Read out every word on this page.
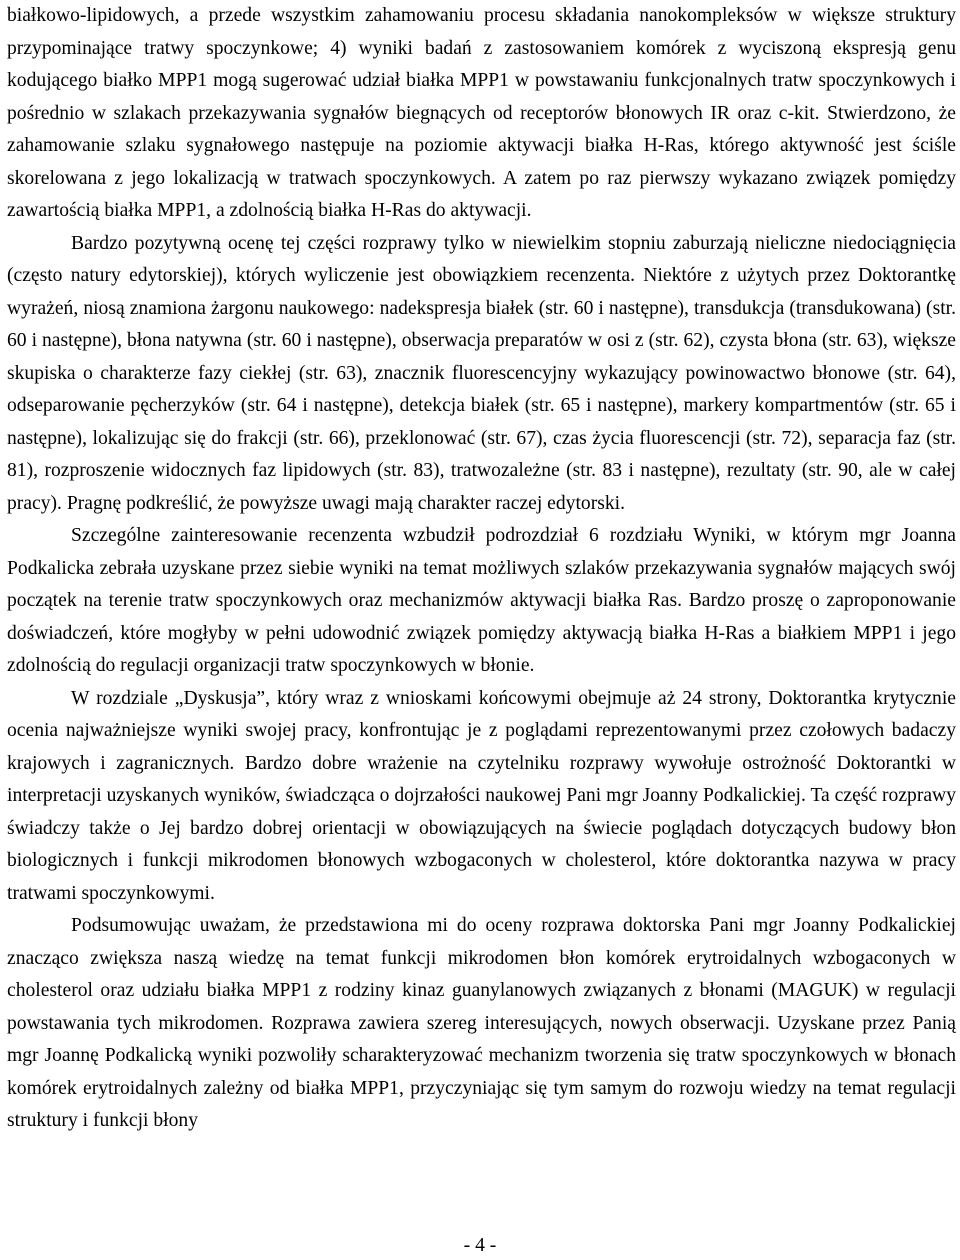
białkowo-lipidowych, a przede wszystkim zahamowaniu procesu składania nanokompleksów w większe struktury przypominające tratwy spoczynkowe; 4) wyniki badań z zastosowaniem komórek z wyciszoną ekspresją genu kodującego białko MPP1 mogą sugerować udział białka MPP1 w powstawaniu funkcjonalnych tratw spoczynkowych i pośrednio w szlakach przekazywania sygnałów biegnących od receptorów błonowych IR oraz c-kit. Stwierdzono, że zahamowanie szlaku sygnałowego następuje na poziomie aktywacji białka H-Ras, którego aktywność jest ściśle skorelowana z jego lokalizacją w tratwach spoczynkowych. A zatem po raz pierwszy wykazano związek pomiędzy zawartością białka MPP1, a zdolnością białka H-Ras do aktywacji.

Bardzo pozytywną ocenę tej części rozprawy tylko w niewielkim stopniu zaburzają nieliczne niedociągnięcia (często natury edytorskiej), których wyliczenie jest obowiązkiem recenzenta. Niektóre z użytych przez Doktorantkę wyrażeń, niosą znamiona żargonu naukowego: nadekspresja białek (str. 60 i następne), transdukcja (transdukowana) (str. 60 i następne), błona natywna (str. 60 i następne), obserwacja preparatów w osi z (str. 62), czysta błona (str. 63), większe skupiska o charakterze fazy ciekłej (str. 63), znacznik fluorescencyjny wykazujący powinowactwo błonowe (str. 64), odseparowanie pęcherzyków (str. 64 i następne), detekcja białek (str. 65 i następne), markery kompartmentów (str. 65 i następne), lokalizując się do frakcji (str. 66), przeklonować (str. 67), czas życia fluorescencji (str. 72), separacja faz (str. 81), rozproszenie widocznych faz lipidowych (str. 83), tratwozależne (str. 83 i następne), rezultaty (str. 90, ale w całej pracy). Pragnę podkreślić, że powyższe uwagi mają charakter raczej edytorski.

Szczególne zainteresowanie recenzenta wzbudził podrozdział 6 rozdziału Wyniki, w którym mgr Joanna Podkalicka zebrała uzyskane przez siebie wyniki na temat możliwych szlaków przekazywania sygnałów mających swój początek na terenie tratw spoczynkowych oraz mechanizmów aktywacji białka Ras. Bardzo proszę o zaproponowanie doświadczeń, które mogłyby w pełni udowodnić związek pomiędzy aktywacją białka H-Ras a białkiem MPP1 i jego zdolnością do regulacji organizacji tratw spoczynkowych w błonie.

W rozdziale „Dyskusja”, który wraz z wnioskami końcowymi obejmuje aż 24 strony, Doktorantka krytycznie ocenia najważniejsze wyniki swojej pracy, konfrontując je z poglądami reprezentowanymi przez czołowych badaczy krajowych i zagranicznych. Bardzo dobre wrażenie na czytelniku rozprawy wywołuje ostrożność Doktorantki w interpretacji uzyskanych wyników, świadcząca o dojrzałości naukowej Pani mgr Joanny Podkalickiej. Ta część rozprawy świadczy także o Jej bardzo dobrej orientacji w obowiązujących na świecie poglądach dotyczących budowy błon biologicznych i funkcji mikrodomen błonowych wzbogaconych w cholesterol, które doktorantka nazywa w pracy tratwami spoczynkowymi.

Podsumowując uważam, że przedstawiona mi do oceny rozprawa doktorska Pani mgr Joanny Podkalickiej znacząco zwiększa naszą wiedzę na temat funkcji mikrodomen błon komórek erytroidalnych wzbogaconych w cholesterol oraz udziału białka MPP1 z rodziny kinaz guanylanowych związanych z błonami (MAGUK) w regulacji powstawania tych mikrodomen. Rozprawa zawiera szereg interesujących, nowych obserwacji. Uzyskane przez Panią mgr Joannę Podkalicką wyniki pozwoliły scharakteryzować mechanizm tworzenia się tratw spoczynkowych w błonach komórek erytroidalnych zależny od białka MPP1, przyczyniając się tym samym do rozwoju wiedzy na temat regulacji struktury i funkcji błony

- 4 -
____________________
## TO DO
Copy out all lines that carry the word "komórek".

## RESULT
białkowo-lipidowych, a przede wszystkim zahamowaniu procesu składania nanokompleksów w większe struktury przypominające tratwy spoczynkowe; 4) wyniki badań z zastosowaniem komórek z wyciszoną ekspresją genu kodującego białko MPP1 mogą sugerować udział białka MPP1 w powstawaniu funkcjonalnych tratw spoczynkowych i pośrednio w szlakach przekazywania sygnałów biegnących od receptorów błonowych IR oraz c-kit. Stwierdzono, że zahamowanie szlaku sygnałowego następuje na poziomie aktywacji białka H-Ras, którego aktywność jest ściśle skorelowana z jego lokalizacją w tratwach spoczynkowych. A zatem po raz pierwszy wykazano związek pomiędzy zawartością białka MPP1, a zdolnością białka H-Ras do aktywacji.
Podsumowując uważam, że przedstawiona mi do oceny rozprawa doktorska Pani mgr Joanny Podkalickiej znacząco zwiększa naszą wiedzę na temat funkcji mikrodomen błon komórek erytroidalnych wzbogaconych w cholesterol oraz udziału białka MPP1 z rodziny kinaz guanylanowych związanych z błonami (MAGUK) w regulacji powstawania tych mikrodomen. Rozprawa zawiera szereg interesujących, nowych obserwacji. Uzyskane przez Panią mgr Joannę Podkalicką wyniki pozwoliły scharakteryzować mechanizm tworzenia się tratw spoczynkowych w błonach komórek erytroidalnych zależny od białka MPP1, przyczyniając się tym samym do rozwoju wiedzy na temat regulacji struktury i funkcji błony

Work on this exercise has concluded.